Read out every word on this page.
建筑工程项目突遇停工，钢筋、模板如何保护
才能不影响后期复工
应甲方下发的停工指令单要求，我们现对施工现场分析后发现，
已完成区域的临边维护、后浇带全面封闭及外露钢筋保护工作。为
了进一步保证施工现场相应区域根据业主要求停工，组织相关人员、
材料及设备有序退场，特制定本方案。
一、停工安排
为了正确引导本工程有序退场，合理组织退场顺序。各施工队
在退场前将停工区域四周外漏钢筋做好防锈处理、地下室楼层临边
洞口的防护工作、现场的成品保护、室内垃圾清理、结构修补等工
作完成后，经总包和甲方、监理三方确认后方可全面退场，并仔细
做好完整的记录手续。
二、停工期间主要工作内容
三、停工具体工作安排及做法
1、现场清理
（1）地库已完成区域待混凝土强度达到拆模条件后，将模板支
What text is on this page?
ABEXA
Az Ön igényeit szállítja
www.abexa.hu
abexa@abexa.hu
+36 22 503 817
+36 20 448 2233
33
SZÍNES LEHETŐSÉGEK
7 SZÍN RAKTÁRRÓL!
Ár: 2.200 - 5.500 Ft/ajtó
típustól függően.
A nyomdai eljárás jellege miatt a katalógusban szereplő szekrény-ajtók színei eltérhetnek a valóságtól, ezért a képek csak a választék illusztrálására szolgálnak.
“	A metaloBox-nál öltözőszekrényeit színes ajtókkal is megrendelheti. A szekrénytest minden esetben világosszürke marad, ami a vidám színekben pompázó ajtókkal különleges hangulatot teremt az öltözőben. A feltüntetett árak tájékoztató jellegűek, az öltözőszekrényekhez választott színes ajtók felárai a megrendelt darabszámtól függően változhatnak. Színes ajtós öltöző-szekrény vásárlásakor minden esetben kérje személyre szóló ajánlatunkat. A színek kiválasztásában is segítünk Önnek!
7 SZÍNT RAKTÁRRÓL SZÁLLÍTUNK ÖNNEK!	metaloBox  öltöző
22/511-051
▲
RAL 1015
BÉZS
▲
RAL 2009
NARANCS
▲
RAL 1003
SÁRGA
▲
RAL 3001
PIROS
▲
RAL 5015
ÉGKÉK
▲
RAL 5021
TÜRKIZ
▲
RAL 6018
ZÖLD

================================

What to work on: Collect, from the material above, every line containing the word "függően".

Completed task:
típustól függően.
“	A metaloBox-nál öltözőszekrényeit színes ajtókkal is megrendelheti. A szekrénytest minden esetben világosszürke marad, ami a vidám színekben pompázó ajtókkal különleges hangulatot teremt az öltözőben. A feltüntetett árak tájékoztató jellegűek, az öltözőszekrényekhez választott színes ajtók felárai a megrendelt darabszámtól függően változhatnak. Színes ajtós öltöző-szekrény vásárlásakor minden esetben kérje személyre szóló ajánlatunkat. A színek kiválasztásában is segítünk Önnek!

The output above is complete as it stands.